### Document excerpt

Duncan Bannatyne, the star of the BBC show “Dragons Den”, is a huge supporter of the charity. He begs that those that can download the single to support the work the charity does in supporting survivors and attempting to eliminate domestic abuse, do so. As he says “All profits go to extinguishing domestic abuse which has no place in our society”. Women’s Aid Chief Executive, Nicola Harwin CBE, said: “Take My Hand has been written especially for Women’s Aid and reflects the hopes and needs of women and children on their journey towards a future free from violence. We hope it will reach out to those affected by domestic violence as well as the wider public. We want to raise awareness of the support available and raise vital funds so that we can continue to provide specialist support services.”

To buy Take My Hand for 79p, please go to www.apple.com/itunes.

Woman’s Aid isn’t the only charity working hard to eradicate domestic abuse in our society. Refuge (http://refuge.org.uk/ ) has the same aims as Women’s Aid. Refuge, together with Avon, have recently launched a new campaign to encourage women and men all over the UK to speak out against the huge problem of domestic violence in our society.

The charity quite rightly notes that despite the breathtaking scale of domestic violence, one in three local authorities still do not have any domestic violence service provision. They seek your help in ending this postcode lottery to ensure that all women and children experiencing domestic violence can access the help they need.

######
### Dataset

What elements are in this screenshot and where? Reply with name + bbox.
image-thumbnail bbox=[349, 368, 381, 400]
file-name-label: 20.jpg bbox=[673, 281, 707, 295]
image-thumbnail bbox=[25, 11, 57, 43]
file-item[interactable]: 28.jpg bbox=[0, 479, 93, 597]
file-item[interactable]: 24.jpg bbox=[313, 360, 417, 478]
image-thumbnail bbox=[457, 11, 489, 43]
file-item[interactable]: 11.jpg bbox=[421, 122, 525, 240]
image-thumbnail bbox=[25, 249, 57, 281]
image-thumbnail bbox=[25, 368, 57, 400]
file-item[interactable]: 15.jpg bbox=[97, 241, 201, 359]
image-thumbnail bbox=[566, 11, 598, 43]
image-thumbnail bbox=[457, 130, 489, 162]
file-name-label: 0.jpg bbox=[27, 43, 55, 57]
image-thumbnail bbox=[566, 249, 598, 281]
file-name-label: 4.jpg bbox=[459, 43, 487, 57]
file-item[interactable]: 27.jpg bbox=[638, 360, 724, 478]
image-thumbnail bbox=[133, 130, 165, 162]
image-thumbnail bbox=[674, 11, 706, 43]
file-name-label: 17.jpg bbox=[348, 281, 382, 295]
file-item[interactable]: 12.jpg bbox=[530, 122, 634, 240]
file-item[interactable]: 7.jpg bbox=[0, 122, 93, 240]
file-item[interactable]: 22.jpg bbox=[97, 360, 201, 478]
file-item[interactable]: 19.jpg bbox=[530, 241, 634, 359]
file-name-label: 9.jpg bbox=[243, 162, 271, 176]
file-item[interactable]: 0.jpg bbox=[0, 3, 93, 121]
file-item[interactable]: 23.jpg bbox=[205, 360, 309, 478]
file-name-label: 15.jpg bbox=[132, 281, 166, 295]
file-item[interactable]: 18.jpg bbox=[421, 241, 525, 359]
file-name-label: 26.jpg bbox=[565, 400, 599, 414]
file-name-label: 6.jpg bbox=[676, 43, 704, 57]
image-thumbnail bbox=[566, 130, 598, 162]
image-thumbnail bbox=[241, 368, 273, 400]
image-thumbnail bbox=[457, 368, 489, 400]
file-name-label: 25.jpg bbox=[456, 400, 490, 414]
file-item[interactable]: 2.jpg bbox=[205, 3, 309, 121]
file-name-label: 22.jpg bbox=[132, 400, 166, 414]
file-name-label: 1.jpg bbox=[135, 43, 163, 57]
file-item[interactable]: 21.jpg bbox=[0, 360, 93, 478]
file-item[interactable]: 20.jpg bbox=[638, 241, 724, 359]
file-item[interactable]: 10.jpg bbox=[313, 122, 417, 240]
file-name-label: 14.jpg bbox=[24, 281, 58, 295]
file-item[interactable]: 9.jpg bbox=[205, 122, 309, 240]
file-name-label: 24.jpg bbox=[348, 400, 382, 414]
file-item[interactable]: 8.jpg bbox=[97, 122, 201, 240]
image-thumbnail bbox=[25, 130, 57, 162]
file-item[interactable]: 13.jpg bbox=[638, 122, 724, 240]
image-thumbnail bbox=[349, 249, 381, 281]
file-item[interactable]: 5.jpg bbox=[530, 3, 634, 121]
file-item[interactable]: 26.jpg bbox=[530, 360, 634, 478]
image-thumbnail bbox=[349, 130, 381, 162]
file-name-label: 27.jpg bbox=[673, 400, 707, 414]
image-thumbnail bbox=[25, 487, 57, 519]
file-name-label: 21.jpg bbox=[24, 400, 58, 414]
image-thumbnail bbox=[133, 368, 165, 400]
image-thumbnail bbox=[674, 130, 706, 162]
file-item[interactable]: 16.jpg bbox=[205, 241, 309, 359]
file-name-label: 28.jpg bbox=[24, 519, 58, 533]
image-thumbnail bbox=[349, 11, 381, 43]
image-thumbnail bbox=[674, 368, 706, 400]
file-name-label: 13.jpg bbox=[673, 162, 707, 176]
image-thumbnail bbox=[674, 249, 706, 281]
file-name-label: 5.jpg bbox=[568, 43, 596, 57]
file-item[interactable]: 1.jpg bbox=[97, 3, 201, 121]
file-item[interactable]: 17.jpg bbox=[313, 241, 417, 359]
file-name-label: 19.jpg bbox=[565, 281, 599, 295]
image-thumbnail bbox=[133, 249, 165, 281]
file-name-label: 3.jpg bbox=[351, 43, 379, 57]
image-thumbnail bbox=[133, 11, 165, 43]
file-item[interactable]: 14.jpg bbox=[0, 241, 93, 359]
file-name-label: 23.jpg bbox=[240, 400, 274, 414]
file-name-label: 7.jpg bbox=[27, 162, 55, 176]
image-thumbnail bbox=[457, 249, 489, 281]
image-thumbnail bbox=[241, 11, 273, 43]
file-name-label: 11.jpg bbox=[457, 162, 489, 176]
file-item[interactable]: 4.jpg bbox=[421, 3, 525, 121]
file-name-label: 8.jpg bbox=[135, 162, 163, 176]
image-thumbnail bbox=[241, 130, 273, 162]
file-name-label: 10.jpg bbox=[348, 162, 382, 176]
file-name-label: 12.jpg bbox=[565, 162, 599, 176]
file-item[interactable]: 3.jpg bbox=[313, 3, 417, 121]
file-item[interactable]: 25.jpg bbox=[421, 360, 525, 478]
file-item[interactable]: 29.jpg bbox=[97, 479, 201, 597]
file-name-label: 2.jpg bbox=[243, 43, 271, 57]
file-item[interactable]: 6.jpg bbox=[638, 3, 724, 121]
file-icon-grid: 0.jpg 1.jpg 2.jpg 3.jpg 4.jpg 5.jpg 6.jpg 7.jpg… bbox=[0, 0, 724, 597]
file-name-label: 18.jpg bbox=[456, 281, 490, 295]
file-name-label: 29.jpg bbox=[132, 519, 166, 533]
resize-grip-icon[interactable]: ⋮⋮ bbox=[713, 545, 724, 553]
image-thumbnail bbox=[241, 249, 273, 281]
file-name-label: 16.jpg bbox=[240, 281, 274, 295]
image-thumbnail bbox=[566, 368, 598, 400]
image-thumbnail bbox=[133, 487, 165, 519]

######

# Work to complete
a) Please reproduce the stretch of the passage on domestic abuse charities from "Woman’s Aid isn’t" through "help they need.".
b) According to the passage on domestic abuse charities, what share of local authorities still have no domestic violence service provision?
The data come from a separate source.

# Solutions to the exercise
a)
Woman’s Aid isn’t the only charity working hard to eradicate domestic abuse in our society. Refuge (http://refuge.org.uk/ ) has the same aims as Women’s Aid. Refuge, together with Avon, have recently launched a new campaign to encourage women and men all over the UK to speak out against the huge problem of domestic violence in our society.

The charity quite rightly notes that despite the breathtaking scale of domestic violence, one in three local authorities still do not have any domestic violence service provision. They seek your help in ending this postcode lottery to ensure that all women and children experiencing domestic violence can access the help they need.

b) One in three.